▸ AIM: Make an exact copy of all the material below, apart from the pictures.

▸ INFORMATION PROVIDED:
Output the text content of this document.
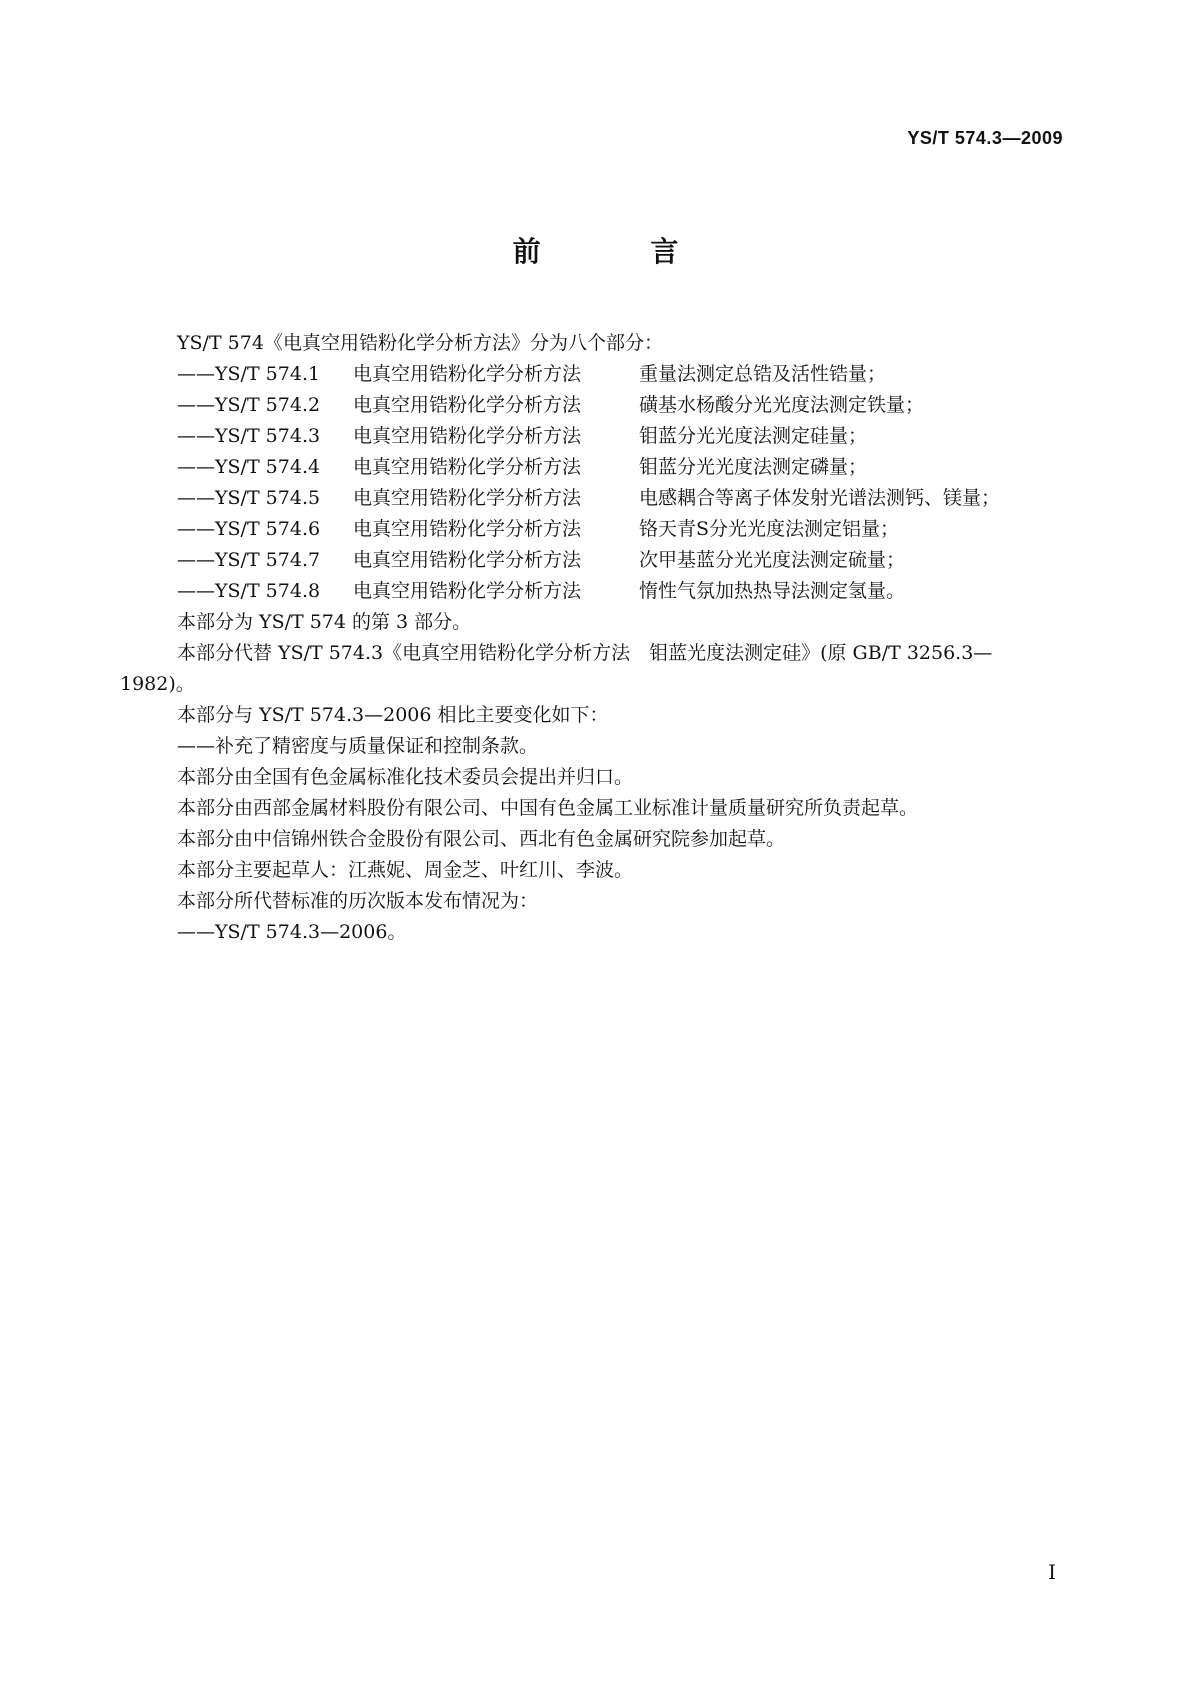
YS/T 574.3—2009
前 言

YS/T 574《电真空用锆粉化学分析方法》分为八个部分：

——YS/T 574.1 电真空用锆粉化学分析方法	重量法测定总锆及活性锆量；

——YS/T 574.2 电真空用锆粉化学分析方法	磺基水杨酸分光光度法测定铁量；

——YS/T 574.3 电真空用锆粉化学分析方法	钼蓝分光光度法测定硅量；

——YS/T 574.4 电真空用锆粉化学分析方法	钼蓝分光光度法测定磷量；

——YS/T 574.5 电真空用锆粉化学分析方法	电感耦合等离子体发射光谱法测钙、镁量；

——YS/T 574.6 电真空用锆粉化学分析方法	铬天青S分光光度法测定铝量；

——YS/T 574.7 电真空用锆粉化学分析方法	次甲基蓝分光光度法测定硫量；

——YS/T 574.8 电真空用锆粉化学分析方法	惰性气氛加热热导法测定氢量。

本部分为 YS/T 574 的第 3 部分。

本部分代替 YS/T 574.3《电真空用锆粉化学分析方法　钼蓝光度法测定硅》(原 GB/T 3256.3—

1982)。

本部分与 YS/T 574.3—2006 相比主要变化如下：

——补充了精密度与质量保证和控制条款。

本部分由全国有色金属标准化技术委员会提出并归口。

本部分由西部金属材料股份有限公司、中国有色金属工业标准计量质量研究所负责起草。

本部分由中信锦州铁合金股份有限公司、西北有色金属研究院参加起草。

本部分主要起草人：江燕妮、周金芝、叶红川、李波。

本部分所代替标准的历次版本发布情况为：

——YS/T 574.3—2006。

I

▸ SOLUTION BELOW:
Output the text content of this document.
YS/T 574.3—2009
前 言

YS/T 574《电真空用锆粉化学分析方法》分为八个部分：

——YS/T 574.1 电真空用锆粉化学分析方法	重量法测定总锆及活性锆量；

——YS/T 574.2 电真空用锆粉化学分析方法	磺基水杨酸分光光度法测定铁量；

——YS/T 574.3 电真空用锆粉化学分析方法	钼蓝分光光度法测定硅量；

——YS/T 574.4 电真空用锆粉化学分析方法	钼蓝分光光度法测定磷量；

——YS/T 574.5 电真空用锆粉化学分析方法	电感耦合等离子体发射光谱法测钙、镁量；

——YS/T 574.6 电真空用锆粉化学分析方法	铬天青S分光光度法测定铝量；

——YS/T 574.7 电真空用锆粉化学分析方法	次甲基蓝分光光度法测定硫量；

——YS/T 574.8 电真空用锆粉化学分析方法	惰性气氛加热热导法测定氢量。

本部分为 YS/T 574 的第 3 部分。

本部分代替 YS/T 574.3《电真空用锆粉化学分析方法　钼蓝光度法测定硅》(原 GB/T 3256.3—

1982)。

本部分与 YS/T 574.3—2006 相比主要变化如下：

——补充了精密度与质量保证和控制条款。

本部分由全国有色金属标准化技术委员会提出并归口。

本部分由西部金属材料股份有限公司、中国有色金属工业标准计量质量研究所负责起草。

本部分由中信锦州铁合金股份有限公司、西北有色金属研究院参加起草。

本部分主要起草人：江燕妮、周金芝、叶红川、李波。

本部分所代替标准的历次版本发布情况为：

——YS/T 574.3—2006。

I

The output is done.